-- begin Material for this exercise --

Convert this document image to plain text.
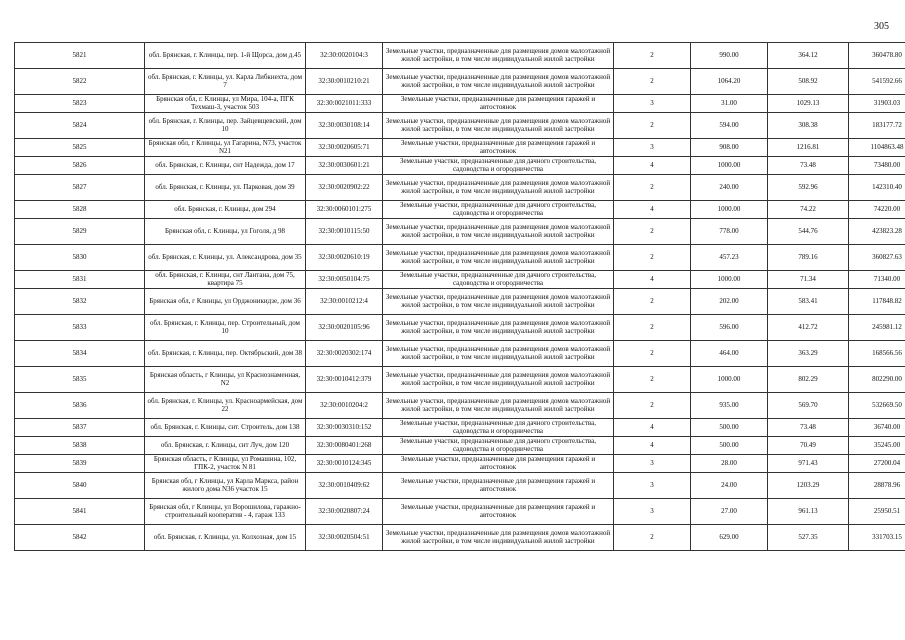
305
5821	обл. Брянская, г. Клинцы, пер. 1-й Щорса, дом д.45	32:30:0020104:3	Земельные участки, предназначенные для размещения домов малоэтажной жилой застройки, в том числе индивидуальной жилой застройки	2	990.00	364.12	360478.80
5822	обл. Брянская, г. Клинцы, ул. Карла Либкнехта, дом 7	32:30:0010210:21	Земельные участки, предназначенные для размещения домов малоэтажной жилой застройки, в том числе индивидуальной жилой застройки	2	1064.20	508.92	541592.66
5823	Брянская обл, г. Клинцы, ул Мира, 104-а, ПГК Техмаш-3, участок 503	32:30:0021011:333	Земельные участки, предназначенные для размещения гаражей и автостоянок	3	31.00	1029.13	31903.03
5824	обл. Брянская, г. Клинцы, пер. Зайцевщевский, дом 10	32:30:0030108:14	Земельные участки, предназначенные для размещения домов малоэтажной жилой застройки, в том числе индивидуальной жилой застройки	2	594.00	308.38	183177.72
5825	Брянская обл, г Клинцы, ул Гагарина, N73, участок N21	32:30:0020605:71	Земельные участки, предназначенные для размещения гаражей и автостоянок	3	908.00	1216.81	1104863.48
5826	обл. Брянская, г. Клинцы, снт Надежда, дом 17	32:30:0030601:21	Земельные участки, предназначенные для дачного строительства, садоводства и огородничества	4	1000.00	73.48	73480.00
5827	обл. Брянская, г. Клинцы, ул. Парковая, дом 39	32:30:0020902:22	Земельные участки, предназначенные для размещения домов малоэтажной жилой застройки, в том числе индивидуальной жилой застройки	2	240.00	592.96	142310.40
5828	обл. Брянская, г. Клинцы, дом 294	32:30:0060101:275	Земельные участки, предназначенные для дачного строительства, садоводства и огородничества	4	1000.00	74.22	74220.00
5829	Брянская обл, г. Клинцы, ул Гоголя, д 98	32:30:0010115:50	Земельные участки, предназначенные для размещения домов малоэтажной жилой застройки, в том числе индивидуальной жилой застройки	2	778.00	544.76	423823.28
5830	обл. Брянская, г. Клинцы, ул. Александрова, дом 35	32:30:0020610:19	Земельные участки, предназначенные для размещения домов малоэтажной жилой застройки, в том числе индивидуальной жилой застройки	2	457.23	789.16	360827.63
5831	обл. Брянская, г. Клинцы, снт Лантана, дом 75, квартира 75	32:30:0050104:75	Земельные участки, предназначенные для дачного строительства, садоводства и огородничества	4	1000.00	71.34	71340.00
5832	Брянская обл, г Клинцы, ул Орджоникидзе, дом 36	32:30:0010212:4	Земельные участки, предназначенные для размещения домов малоэтажной жилой застройки, в том числе индивидуальной жилой застройки	2	202.00	583.41	117848.82
5833	обл. Брянская, г. Клинцы, пер. Строительный, дом 10	32:30:0020105:96	Земельные участки, предназначенные для размещения домов малоэтажной жилой застройки, в том числе индивидуальной жилой застройки	2	596.00	412.72	245981.12
5834	обл. Брянская, г. Клинцы, пер. Октябрьский, дом 38	32:30:0020302:174	Земельные участки, предназначенные для размещения домов малоэтажной жилой застройки, в том числе индивидуальной жилой застройки	2	464.00	363.29	168566.56
5835	Брянская область, г Клинцы, ул Краснознаменная, N2	32:30:0010412:379	Земельные участки, предназначенные для размещения домов малоэтажной жилой застройки, в том числе индивидуальной жилой застройки	2	1000.00	802.29	802290.00
5836	обл. Брянская, г. Клинцы, ул. Красноармейская, дом 22	32:30:0010204:2	Земельные участки, предназначенные для размещения домов малоэтажной жилой застройки, в том числе индивидуальной жилой застройки	2	935.00	569.70	532669.50
5837	обл. Брянская, г. Клинцы, снт. Строитель, дом 138	32:30:0030310:152	Земельные участки, предназначенные для дачного строительства, садоводства и огородничества	4	500.00	73.48	36740.00
5838	обл. Брянская, г. Клинцы, снт Луч, дом 120	32:30:0080401:268	Земельные участки, предназначенные для дачного строительства, садоводства и огородничества	4	500.00	70.49	35245.00
5839	Брянская область, г Клинцы, ул Ромашина, 102, ГПК-2, участок N 81	32:30:0010124:345	Земельные участки, предназначенные для размещения гаражей и автостоянок	3	28.00	971.43	27200.04
5840	Брянская обл, г Клинцы, ул Карла Маркса, район жилого дома N36 участок 15	32:30:0010409:62	Земельные участки, предназначенные для размещения гаражей и автостоянок	3	24.00	1203.29	28878.96
5841	Брянская обл, г Клинцы, ул Ворошилова, гаражно-строительный кооператив - 4, гараж 133	32:30:0020807:24	Земельные участки, предназначенные для размещения гаражей и автостоянок	3	27.00	961.13	25950.51
5842	обл. Брянская, г. Клинцы, ул. Колхозная, дом 15	32:30:0020504:51	Земельные участки, предназначенные для размещения домов малоэтажной жилой застройки, в том числе индивидуальной жилой застройки	2	629.00	527.35	331703.15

-- end Material for this exercise --

From the material above, reproduce everything verbatim except the pictures.

# Written response
Convert this document image to plain text.
305
5821	обл. Брянская, г. Клинцы, пер. 1-й Щорса, дом д.45	32:30:0020104:3	Земельные участки, предназначенные для размещения домов малоэтажной жилой застройки, в том числе индивидуальной жилой застройки	2	990.00	364.12	360478.80
5822	обл. Брянская, г. Клинцы, ул. Карла Либкнехта, дом 7	32:30:0010210:21	Земельные участки, предназначенные для размещения домов малоэтажной жилой застройки, в том числе индивидуальной жилой застройки	2	1064.20	508.92	541592.66
5823	Брянская обл, г. Клинцы, ул Мира, 104-а, ПГК Техмаш-3, участок 503	32:30:0021011:333	Земельные участки, предназначенные для размещения гаражей и автостоянок	3	31.00	1029.13	31903.03
5824	обл. Брянская, г. Клинцы, пер. Зайцевщевский, дом 10	32:30:0030108:14	Земельные участки, предназначенные для размещения домов малоэтажной жилой застройки, в том числе индивидуальной жилой застройки	2	594.00	308.38	183177.72
5825	Брянская обл, г Клинцы, ул Гагарина, N73, участок N21	32:30:0020605:71	Земельные участки, предназначенные для размещения гаражей и автостоянок	3	908.00	1216.81	1104863.48
5826	обл. Брянская, г. Клинцы, снт Надежда, дом 17	32:30:0030601:21	Земельные участки, предназначенные для дачного строительства, садоводства и огородничества	4	1000.00	73.48	73480.00
5827	обл. Брянская, г. Клинцы, ул. Парковая, дом 39	32:30:0020902:22	Земельные участки, предназначенные для размещения домов малоэтажной жилой застройки, в том числе индивидуальной жилой застройки	2	240.00	592.96	142310.40
5828	обл. Брянская, г. Клинцы, дом 294	32:30:0060101:275	Земельные участки, предназначенные для дачного строительства, садоводства и огородничества	4	1000.00	74.22	74220.00
5829	Брянская обл, г. Клинцы, ул Гоголя, д 98	32:30:0010115:50	Земельные участки, предназначенные для размещения домов малоэтажной жилой застройки, в том числе индивидуальной жилой застройки	2	778.00	544.76	423823.28
5830	обл. Брянская, г. Клинцы, ул. Александрова, дом 35	32:30:0020610:19	Земельные участки, предназначенные для размещения домов малоэтажной жилой застройки, в том числе индивидуальной жилой застройки	2	457.23	789.16	360827.63
5831	обл. Брянская, г. Клинцы, снт Лантана, дом 75, квартира 75	32:30:0050104:75	Земельные участки, предназначенные для дачного строительства, садоводства и огородничества	4	1000.00	71.34	71340.00
5832	Брянская обл, г Клинцы, ул Орджоникидзе, дом 36	32:30:0010212:4	Земельные участки, предназначенные для размещения домов малоэтажной жилой застройки, в том числе индивидуальной жилой застройки	2	202.00	583.41	117848.82
5833	обл. Брянская, г. Клинцы, пер. Строительный, дом 10	32:30:0020105:96	Земельные участки, предназначенные для размещения домов малоэтажной жилой застройки, в том числе индивидуальной жилой застройки	2	596.00	412.72	245981.12
5834	обл. Брянская, г. Клинцы, пер. Октябрьский, дом 38	32:30:0020302:174	Земельные участки, предназначенные для размещения домов малоэтажной жилой застройки, в том числе индивидуальной жилой застройки	2	464.00	363.29	168566.56
5835	Брянская область, г Клинцы, ул Краснознаменная, N2	32:30:0010412:379	Земельные участки, предназначенные для размещения домов малоэтажной жилой застройки, в том числе индивидуальной жилой застройки	2	1000.00	802.29	802290.00
5836	обл. Брянская, г. Клинцы, ул. Красноармейская, дом 22	32:30:0010204:2	Земельные участки, предназначенные для размещения домов малоэтажной жилой застройки, в том числе индивидуальной жилой застройки	2	935.00	569.70	532669.50
5837	обл. Брянская, г. Клинцы, снт. Строитель, дом 138	32:30:0030310:152	Земельные участки, предназначенные для дачного строительства, садоводства и огородничества	4	500.00	73.48	36740.00
5838	обл. Брянская, г. Клинцы, снт Луч, дом 120	32:30:0080401:268	Земельные участки, предназначенные для дачного строительства, садоводства и огородничества	4	500.00	70.49	35245.00
5839	Брянская область, г Клинцы, ул Ромашина, 102, ГПК-2, участок N 81	32:30:0010124:345	Земельные участки, предназначенные для размещения гаражей и автостоянок	3	28.00	971.43	27200.04
5840	Брянская обл, г Клинцы, ул Карла Маркса, район жилого дома N36 участок 15	32:30:0010409:62	Земельные участки, предназначенные для размещения гаражей и автостоянок	3	24.00	1203.29	28878.96
5841	Брянская обл, г Клинцы, ул Ворошилова, гаражно-строительный кооператив - 4, гараж 133	32:30:0020807:24	Земельные участки, предназначенные для размещения гаражей и автостоянок	3	27.00	961.13	25950.51
5842	обл. Брянская, г. Клинцы, ул. Колхозная, дом 15	32:30:0020504:51	Земельные участки, предназначенные для размещения домов малоэтажной жилой застройки, в том числе индивидуальной жилой застройки	2	629.00	527.35	331703.15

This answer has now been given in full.